[Collected data]
========================================================================
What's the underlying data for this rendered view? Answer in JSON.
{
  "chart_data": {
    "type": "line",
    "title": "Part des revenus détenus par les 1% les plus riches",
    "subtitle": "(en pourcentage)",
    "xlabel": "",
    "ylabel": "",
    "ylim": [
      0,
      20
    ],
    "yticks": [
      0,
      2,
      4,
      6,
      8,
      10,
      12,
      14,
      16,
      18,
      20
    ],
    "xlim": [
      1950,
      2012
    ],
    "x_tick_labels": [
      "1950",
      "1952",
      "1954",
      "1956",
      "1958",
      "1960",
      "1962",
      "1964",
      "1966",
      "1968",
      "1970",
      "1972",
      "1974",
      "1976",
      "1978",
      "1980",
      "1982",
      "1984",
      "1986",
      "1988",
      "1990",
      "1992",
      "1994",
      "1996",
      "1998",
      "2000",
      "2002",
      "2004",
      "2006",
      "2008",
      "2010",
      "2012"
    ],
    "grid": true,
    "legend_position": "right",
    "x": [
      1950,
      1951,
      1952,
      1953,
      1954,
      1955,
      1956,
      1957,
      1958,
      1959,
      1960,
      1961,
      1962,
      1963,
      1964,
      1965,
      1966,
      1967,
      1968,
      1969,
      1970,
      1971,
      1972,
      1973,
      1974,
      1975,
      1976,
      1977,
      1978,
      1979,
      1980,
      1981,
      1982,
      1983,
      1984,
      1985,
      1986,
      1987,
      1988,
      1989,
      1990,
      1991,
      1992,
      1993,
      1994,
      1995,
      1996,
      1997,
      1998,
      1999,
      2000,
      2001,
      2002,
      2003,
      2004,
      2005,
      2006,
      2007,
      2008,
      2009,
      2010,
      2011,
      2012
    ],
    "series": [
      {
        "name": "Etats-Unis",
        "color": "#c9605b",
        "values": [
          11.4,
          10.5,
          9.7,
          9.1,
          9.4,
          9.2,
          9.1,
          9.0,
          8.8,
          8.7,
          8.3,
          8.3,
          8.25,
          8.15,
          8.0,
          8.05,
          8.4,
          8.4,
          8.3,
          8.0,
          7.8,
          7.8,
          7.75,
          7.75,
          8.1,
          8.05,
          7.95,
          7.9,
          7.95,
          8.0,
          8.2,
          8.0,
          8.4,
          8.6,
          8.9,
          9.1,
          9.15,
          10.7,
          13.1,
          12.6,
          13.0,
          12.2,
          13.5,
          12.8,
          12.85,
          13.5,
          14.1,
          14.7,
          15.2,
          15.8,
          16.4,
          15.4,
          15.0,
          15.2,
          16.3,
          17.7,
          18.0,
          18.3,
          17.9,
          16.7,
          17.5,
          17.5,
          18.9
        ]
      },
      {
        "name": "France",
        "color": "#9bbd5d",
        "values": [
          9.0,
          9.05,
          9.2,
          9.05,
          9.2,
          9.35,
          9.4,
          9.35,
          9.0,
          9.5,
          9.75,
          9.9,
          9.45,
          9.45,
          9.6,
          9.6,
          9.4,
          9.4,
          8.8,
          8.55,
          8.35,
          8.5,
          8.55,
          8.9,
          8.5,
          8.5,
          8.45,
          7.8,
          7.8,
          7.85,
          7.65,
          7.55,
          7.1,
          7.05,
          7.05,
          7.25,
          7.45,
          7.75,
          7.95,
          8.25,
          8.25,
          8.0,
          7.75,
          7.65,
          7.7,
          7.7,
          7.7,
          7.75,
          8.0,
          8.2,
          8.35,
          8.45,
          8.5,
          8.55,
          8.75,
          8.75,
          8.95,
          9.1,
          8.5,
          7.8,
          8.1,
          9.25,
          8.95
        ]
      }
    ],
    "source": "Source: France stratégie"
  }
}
========================================================================
Pick out every line holding the string "France" and return it.

### Task solution
        "name": "France",
    "source": "Source: France stratégie"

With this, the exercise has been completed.